Collect the lines of the entries where "начала" shows up.

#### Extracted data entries

'''

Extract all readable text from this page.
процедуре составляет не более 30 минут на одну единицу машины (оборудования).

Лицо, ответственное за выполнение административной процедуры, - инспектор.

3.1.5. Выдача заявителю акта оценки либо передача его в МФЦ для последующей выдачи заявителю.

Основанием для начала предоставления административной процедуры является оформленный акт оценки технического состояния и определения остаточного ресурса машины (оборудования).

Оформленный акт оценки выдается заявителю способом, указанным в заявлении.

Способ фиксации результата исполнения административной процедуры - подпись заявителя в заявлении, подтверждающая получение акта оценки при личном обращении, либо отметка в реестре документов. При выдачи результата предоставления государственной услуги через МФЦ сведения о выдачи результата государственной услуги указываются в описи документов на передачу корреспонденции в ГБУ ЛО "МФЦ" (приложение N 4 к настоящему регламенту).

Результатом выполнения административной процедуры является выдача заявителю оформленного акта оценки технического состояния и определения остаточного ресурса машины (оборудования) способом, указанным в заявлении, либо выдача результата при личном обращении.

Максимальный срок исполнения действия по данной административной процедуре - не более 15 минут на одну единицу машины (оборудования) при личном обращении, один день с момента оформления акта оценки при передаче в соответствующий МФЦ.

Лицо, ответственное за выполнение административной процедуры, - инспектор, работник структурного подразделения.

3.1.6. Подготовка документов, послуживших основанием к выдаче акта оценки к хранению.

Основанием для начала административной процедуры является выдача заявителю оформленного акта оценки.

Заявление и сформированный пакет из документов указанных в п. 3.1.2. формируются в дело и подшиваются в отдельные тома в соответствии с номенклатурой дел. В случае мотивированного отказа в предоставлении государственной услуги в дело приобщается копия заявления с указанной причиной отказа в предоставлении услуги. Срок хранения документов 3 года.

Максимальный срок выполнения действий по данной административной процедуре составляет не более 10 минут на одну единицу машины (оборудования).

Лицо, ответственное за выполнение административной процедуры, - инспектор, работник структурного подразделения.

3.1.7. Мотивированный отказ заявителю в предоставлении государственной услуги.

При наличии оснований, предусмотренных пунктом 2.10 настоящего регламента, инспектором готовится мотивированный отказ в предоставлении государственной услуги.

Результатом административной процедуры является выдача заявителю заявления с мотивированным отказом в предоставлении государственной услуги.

'''

#### CORRECT RESULT
Основанием для начала предоставления административной процедуры является оформленный акт оценки технического состояния и определения остаточного ресурса машины (оборудования).
Основанием для начала административной процедуры является выдача заявителю оформленного акта оценки.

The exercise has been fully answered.